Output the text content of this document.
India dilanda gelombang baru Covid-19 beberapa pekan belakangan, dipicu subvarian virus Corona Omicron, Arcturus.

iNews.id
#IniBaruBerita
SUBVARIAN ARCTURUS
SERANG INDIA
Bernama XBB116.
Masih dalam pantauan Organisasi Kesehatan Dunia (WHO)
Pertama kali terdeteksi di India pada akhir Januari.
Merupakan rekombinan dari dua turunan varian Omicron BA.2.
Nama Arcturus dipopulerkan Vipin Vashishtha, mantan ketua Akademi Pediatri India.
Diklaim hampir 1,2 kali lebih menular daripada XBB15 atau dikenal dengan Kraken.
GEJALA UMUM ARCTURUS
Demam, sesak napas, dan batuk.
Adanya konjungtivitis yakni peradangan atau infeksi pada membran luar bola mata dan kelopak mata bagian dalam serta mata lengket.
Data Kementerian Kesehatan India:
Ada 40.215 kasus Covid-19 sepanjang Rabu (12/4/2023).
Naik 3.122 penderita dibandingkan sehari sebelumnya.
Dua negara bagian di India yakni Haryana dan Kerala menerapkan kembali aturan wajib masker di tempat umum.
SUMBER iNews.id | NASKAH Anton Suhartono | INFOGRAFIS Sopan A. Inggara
▬▬▬▬▬▬
What to produce => Which lines above contain "Omicron"? Show each of them.

Answer to this problem =>
India dilanda gelombang baru Covid-19 beberapa pekan belakangan, dipicu subvarian virus Corona Omicron, Arcturus.
Merupakan rekombinan dari dua turunan varian Omicron BA.2.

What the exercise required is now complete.